╭─ Trecho selecionado
Hoje, o Gusto faria anos. Faria já não faz, porque morreu há pouco tempo sozinho, no hospital. Na altura as minhas filhas souberam que ele estava no hospital com prognóstico muito reservado: a vida que escolhera levar rebentara-o todo por dentro. E ele sabia-o. Dissera-mo há alguns anos quando, numa das minhas idas aos sem abrigo, estivéramos juntos na estação de S. Bento. Eu sempre gostei dele, ele sempre gostou de mim e dos meus, e no entanto, apesar da insistência delas, não consegui ir vê-lo ao hospital. Por falta de tempo, dizia eu para mim e para os outros, sabendo no entanto que, se quisesse mesmo ir, tempo era o que não me faltava.

Neste tempo do Advento tenho andado com a mochila na cabeça. O que carrego eu, todos os dias, na minha mochila? Para que é que reservo eu espaço na minha vida? Que coisas são apenas coisas, são apenas imensos nadas, que servem para rigorosamente nada, que servem apenas para me atrapalhar o passo e me darem a sensação de vida importante, ocupada, cheia, ainda que de coisa nenhuma?
╰─
╭─ Informação fornecida
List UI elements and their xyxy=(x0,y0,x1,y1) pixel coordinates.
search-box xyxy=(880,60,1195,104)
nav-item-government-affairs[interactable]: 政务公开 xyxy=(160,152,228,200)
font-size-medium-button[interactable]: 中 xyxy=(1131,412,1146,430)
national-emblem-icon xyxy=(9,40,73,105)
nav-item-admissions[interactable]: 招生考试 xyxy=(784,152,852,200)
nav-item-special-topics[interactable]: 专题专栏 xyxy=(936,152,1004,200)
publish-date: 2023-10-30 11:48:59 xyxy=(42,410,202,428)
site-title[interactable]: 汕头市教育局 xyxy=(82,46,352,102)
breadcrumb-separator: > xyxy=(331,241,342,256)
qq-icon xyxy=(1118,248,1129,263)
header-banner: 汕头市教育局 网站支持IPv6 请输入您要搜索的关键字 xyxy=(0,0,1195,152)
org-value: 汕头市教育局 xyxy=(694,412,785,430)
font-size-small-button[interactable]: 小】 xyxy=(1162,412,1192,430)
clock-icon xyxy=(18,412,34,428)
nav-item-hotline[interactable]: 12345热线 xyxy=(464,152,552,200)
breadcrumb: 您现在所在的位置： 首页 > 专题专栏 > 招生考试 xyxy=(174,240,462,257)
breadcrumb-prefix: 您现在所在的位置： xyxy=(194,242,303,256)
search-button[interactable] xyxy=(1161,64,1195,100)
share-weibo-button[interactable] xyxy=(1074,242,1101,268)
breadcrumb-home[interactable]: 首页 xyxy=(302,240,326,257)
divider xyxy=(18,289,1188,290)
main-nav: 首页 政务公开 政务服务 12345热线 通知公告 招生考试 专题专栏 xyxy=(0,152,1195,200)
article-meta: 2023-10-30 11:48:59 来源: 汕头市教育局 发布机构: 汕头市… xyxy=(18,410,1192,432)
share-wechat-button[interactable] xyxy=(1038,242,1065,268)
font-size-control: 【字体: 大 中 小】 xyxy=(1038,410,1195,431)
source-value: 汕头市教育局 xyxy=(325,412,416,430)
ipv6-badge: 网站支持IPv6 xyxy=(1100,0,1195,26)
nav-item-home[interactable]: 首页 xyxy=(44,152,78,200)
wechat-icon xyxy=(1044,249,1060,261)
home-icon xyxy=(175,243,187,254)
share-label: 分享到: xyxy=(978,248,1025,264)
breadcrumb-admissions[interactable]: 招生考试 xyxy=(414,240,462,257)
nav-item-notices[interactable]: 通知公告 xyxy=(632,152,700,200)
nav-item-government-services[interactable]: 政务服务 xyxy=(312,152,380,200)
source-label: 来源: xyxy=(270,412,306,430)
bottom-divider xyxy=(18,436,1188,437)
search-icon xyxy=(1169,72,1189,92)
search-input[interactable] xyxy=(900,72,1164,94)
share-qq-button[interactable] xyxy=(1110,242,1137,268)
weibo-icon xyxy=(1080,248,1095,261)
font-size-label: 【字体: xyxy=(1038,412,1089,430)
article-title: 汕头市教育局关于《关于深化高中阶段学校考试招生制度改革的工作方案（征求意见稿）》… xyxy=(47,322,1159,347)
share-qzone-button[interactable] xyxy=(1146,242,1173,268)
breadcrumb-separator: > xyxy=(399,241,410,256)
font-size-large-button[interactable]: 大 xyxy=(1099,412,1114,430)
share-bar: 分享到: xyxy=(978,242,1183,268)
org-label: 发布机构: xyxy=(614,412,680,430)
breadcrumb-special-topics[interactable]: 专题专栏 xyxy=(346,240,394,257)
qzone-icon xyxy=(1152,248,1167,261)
╰─
* [Enunciado da tarefa]: Pode transcrever, sem alterações, a parte do trecho selecionado que começa em "Neste tempo do" e termina em "de coisa nenhuma?"?

* [Resultado da tarefa]:
Neste tempo do Advento tenho andado com a mochila na cabeça. O que carrego eu, todos os dias, na minha mochila? Para que é que reservo eu espaço na minha vida? Que coisas são apenas coisas, são apenas imensos nadas, que servem para rigorosamente nada, que servem apenas para me atrapalhar o passo e me darem a sensação de vida importante, ocupada, cheia, ainda que de coisa nenhuma?